Lines of data:
** START **

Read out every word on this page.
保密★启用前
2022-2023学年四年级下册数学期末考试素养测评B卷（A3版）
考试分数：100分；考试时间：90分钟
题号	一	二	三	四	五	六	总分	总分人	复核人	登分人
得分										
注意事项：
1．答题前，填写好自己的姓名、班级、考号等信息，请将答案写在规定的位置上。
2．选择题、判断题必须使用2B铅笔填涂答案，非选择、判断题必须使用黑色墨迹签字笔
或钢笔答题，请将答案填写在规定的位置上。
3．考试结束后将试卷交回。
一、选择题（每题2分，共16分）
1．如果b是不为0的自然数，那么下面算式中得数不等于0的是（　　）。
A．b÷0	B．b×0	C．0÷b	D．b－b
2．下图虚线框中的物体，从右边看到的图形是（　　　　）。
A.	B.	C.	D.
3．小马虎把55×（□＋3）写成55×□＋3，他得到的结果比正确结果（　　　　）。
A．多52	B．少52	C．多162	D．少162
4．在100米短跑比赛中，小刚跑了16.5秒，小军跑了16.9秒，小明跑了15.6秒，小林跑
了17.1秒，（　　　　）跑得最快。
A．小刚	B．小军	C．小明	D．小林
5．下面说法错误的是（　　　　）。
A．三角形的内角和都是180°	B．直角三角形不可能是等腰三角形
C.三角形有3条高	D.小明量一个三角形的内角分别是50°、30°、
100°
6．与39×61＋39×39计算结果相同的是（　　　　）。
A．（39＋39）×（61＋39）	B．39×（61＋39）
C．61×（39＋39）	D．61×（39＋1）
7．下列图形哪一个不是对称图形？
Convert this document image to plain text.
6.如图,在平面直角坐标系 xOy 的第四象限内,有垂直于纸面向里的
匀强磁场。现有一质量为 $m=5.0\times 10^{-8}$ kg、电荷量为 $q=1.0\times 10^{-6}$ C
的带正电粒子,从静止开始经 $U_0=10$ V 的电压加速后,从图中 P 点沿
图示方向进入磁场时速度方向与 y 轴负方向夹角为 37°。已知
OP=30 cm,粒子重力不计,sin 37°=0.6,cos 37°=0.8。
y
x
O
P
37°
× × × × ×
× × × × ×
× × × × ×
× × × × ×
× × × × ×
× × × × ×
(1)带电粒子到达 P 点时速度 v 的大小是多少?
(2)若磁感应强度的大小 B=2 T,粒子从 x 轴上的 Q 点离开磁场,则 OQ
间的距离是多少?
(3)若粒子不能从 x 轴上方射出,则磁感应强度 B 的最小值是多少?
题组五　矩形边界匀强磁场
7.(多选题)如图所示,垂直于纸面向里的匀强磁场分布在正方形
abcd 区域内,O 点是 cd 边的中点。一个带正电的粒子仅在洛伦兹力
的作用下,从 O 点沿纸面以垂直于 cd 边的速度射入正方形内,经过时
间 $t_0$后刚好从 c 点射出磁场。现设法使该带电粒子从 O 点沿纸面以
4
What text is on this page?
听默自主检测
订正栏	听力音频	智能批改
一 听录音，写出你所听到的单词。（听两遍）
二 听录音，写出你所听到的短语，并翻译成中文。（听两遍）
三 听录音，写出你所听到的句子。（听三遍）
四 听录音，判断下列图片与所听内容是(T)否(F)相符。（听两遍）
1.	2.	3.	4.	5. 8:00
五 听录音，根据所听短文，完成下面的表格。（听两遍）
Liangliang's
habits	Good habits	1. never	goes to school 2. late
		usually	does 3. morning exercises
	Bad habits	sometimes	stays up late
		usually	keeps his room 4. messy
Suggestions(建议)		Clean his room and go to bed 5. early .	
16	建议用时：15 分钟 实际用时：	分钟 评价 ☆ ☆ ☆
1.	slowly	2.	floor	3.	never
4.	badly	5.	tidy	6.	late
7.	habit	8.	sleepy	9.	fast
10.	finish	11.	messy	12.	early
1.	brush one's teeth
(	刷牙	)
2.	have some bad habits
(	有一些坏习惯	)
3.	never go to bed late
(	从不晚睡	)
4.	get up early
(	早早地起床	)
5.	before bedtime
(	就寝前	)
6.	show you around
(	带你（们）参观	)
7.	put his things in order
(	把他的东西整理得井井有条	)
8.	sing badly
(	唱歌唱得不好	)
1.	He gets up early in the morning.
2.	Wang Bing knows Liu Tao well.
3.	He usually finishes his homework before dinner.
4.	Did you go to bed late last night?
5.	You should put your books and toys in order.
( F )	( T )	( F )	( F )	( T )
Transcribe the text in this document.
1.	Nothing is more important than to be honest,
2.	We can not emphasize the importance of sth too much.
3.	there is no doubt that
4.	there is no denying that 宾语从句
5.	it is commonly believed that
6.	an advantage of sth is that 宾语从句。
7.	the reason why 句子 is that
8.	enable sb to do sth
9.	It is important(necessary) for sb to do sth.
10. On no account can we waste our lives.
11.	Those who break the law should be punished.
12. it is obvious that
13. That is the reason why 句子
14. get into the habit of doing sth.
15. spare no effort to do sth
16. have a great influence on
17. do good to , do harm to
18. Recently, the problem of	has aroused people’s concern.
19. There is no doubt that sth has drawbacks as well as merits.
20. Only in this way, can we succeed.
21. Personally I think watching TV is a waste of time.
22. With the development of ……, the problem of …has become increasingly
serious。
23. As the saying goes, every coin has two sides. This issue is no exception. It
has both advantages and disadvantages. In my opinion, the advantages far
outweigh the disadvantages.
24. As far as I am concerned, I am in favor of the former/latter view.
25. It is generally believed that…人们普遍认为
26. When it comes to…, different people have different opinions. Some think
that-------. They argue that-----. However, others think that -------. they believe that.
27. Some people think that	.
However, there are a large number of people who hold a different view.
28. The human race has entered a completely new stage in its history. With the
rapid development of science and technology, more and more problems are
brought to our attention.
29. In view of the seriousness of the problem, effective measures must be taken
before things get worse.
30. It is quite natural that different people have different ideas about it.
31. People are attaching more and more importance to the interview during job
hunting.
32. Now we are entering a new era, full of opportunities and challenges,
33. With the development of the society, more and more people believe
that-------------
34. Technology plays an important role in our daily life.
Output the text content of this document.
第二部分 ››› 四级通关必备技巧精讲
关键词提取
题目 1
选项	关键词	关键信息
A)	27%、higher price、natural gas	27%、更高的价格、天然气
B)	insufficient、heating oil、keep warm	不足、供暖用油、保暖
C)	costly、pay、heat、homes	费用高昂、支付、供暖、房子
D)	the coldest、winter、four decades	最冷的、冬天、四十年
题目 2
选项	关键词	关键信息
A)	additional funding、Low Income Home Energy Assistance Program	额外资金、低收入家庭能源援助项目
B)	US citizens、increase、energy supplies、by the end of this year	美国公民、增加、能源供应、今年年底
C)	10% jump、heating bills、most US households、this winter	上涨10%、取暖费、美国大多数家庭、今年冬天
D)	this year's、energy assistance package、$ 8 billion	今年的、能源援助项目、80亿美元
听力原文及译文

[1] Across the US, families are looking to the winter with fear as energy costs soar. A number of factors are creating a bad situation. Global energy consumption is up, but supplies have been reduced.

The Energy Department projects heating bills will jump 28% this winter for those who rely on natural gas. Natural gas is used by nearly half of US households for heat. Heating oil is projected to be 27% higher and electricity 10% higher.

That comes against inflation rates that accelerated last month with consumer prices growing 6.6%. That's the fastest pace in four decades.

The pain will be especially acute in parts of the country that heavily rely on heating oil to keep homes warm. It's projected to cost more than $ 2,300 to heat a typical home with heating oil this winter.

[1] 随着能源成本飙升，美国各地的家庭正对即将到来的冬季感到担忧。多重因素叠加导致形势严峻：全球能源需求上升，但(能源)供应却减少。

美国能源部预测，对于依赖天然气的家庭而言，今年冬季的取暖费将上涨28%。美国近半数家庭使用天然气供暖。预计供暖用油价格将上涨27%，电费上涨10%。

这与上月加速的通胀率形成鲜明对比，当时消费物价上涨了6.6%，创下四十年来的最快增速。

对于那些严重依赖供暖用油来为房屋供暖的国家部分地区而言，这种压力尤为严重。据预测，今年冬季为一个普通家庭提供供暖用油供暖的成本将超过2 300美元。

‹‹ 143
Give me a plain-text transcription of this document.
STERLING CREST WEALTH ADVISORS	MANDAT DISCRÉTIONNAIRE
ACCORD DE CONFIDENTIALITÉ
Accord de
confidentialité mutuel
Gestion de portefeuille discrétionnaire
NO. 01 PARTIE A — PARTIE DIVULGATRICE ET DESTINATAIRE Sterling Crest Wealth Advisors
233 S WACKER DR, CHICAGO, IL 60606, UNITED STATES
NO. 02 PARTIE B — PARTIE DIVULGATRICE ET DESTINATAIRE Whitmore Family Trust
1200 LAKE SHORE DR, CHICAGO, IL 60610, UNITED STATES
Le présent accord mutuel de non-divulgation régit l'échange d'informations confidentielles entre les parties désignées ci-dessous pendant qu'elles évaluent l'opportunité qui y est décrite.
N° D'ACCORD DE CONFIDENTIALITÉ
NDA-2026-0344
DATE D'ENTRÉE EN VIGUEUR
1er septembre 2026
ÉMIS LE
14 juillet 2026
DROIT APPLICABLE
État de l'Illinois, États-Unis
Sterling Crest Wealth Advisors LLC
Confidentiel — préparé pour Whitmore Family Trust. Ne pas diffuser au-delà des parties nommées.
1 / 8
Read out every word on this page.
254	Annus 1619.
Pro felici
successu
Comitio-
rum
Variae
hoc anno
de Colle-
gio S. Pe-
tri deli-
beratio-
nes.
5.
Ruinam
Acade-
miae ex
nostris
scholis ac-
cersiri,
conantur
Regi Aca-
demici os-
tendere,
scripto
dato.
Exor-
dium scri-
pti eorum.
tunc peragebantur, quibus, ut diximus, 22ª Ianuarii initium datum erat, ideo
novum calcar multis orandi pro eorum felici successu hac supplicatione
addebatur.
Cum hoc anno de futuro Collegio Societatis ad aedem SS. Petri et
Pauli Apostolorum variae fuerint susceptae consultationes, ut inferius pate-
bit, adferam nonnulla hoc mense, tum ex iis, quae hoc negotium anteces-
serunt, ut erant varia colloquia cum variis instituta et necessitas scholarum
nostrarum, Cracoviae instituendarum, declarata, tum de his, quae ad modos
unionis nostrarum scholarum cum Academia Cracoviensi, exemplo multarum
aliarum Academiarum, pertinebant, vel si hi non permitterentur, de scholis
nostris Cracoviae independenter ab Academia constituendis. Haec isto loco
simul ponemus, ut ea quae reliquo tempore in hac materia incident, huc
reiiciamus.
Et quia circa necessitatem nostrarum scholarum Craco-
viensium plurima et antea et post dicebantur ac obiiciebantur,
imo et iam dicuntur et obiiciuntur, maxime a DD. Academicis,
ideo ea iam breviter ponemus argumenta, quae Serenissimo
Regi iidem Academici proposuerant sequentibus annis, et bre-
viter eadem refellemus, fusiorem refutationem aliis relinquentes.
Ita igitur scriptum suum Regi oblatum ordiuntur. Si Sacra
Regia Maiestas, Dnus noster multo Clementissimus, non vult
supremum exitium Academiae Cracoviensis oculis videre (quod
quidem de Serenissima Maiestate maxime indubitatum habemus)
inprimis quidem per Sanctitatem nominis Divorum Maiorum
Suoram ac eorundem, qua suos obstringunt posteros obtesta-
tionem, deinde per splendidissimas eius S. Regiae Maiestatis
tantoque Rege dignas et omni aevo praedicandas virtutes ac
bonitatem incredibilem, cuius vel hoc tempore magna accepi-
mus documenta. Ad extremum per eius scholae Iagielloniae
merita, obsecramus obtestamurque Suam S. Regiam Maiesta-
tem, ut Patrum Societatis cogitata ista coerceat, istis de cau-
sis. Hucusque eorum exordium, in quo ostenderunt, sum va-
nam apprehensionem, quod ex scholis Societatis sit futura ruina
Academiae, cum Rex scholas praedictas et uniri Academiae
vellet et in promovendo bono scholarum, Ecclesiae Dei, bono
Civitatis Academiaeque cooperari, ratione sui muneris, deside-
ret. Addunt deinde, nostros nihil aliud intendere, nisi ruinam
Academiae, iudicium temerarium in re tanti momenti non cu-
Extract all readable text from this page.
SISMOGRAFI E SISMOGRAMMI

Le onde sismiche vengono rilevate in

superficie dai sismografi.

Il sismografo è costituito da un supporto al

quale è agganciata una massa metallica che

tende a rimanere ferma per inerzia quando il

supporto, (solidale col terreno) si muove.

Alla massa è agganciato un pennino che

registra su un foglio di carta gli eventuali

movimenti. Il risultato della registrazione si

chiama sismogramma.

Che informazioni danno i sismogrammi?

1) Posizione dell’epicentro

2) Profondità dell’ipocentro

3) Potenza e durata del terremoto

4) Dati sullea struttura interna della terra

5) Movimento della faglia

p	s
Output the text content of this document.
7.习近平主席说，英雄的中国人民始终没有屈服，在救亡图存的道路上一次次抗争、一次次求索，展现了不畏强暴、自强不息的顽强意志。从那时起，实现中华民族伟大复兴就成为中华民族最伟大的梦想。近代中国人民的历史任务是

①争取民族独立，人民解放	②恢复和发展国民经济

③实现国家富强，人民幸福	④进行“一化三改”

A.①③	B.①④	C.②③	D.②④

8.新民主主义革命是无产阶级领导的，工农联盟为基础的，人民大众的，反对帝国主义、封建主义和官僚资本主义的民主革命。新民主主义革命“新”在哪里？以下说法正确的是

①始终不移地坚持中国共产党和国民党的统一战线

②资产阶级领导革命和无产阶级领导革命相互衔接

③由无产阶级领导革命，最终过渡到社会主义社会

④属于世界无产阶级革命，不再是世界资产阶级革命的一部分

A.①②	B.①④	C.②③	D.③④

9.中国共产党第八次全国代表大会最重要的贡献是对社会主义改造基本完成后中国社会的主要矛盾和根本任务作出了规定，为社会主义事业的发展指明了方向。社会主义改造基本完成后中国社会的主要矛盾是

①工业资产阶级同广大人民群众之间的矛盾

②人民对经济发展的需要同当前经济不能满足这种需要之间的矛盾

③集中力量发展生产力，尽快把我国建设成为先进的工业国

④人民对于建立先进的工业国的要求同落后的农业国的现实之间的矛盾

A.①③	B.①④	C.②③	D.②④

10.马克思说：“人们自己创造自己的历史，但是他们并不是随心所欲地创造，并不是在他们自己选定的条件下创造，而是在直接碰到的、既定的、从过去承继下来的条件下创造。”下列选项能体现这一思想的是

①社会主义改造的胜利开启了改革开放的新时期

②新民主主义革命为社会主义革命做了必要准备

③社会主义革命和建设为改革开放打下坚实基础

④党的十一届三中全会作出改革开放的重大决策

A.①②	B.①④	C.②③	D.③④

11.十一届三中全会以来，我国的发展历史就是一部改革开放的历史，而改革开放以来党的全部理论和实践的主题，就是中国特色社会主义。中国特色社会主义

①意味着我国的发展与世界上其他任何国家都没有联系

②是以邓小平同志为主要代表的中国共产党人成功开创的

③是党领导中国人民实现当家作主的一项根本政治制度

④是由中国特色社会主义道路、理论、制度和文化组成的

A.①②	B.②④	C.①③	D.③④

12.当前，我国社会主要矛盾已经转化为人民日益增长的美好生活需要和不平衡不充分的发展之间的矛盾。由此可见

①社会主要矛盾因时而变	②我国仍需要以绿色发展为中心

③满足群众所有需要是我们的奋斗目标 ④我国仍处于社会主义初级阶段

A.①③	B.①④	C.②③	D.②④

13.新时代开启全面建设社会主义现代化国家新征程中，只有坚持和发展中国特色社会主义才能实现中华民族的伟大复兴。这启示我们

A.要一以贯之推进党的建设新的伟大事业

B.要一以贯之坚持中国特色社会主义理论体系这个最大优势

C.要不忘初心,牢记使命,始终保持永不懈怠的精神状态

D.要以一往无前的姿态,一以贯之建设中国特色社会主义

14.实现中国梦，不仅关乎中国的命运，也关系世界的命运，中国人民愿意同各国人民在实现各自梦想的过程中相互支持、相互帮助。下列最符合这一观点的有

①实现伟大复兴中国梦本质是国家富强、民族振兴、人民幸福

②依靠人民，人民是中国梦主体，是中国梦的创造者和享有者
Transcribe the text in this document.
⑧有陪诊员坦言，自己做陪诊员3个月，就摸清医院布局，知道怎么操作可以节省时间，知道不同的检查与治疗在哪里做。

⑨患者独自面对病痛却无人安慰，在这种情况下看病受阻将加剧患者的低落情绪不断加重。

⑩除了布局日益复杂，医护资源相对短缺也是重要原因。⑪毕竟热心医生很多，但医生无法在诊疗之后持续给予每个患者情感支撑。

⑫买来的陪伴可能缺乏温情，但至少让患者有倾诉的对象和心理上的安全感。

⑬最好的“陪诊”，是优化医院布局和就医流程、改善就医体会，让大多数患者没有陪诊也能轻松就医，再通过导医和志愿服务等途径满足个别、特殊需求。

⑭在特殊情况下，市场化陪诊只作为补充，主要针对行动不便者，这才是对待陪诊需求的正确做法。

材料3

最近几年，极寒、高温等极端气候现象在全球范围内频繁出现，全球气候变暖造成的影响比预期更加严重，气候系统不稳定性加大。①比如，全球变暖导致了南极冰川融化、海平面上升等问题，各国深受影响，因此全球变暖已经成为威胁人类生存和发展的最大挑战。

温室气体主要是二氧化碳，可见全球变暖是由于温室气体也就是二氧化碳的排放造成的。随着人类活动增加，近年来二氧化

** END **

**Exercise aim**
Across the material above, count every line holding "room" and write down only the number.

**Exercise result**
2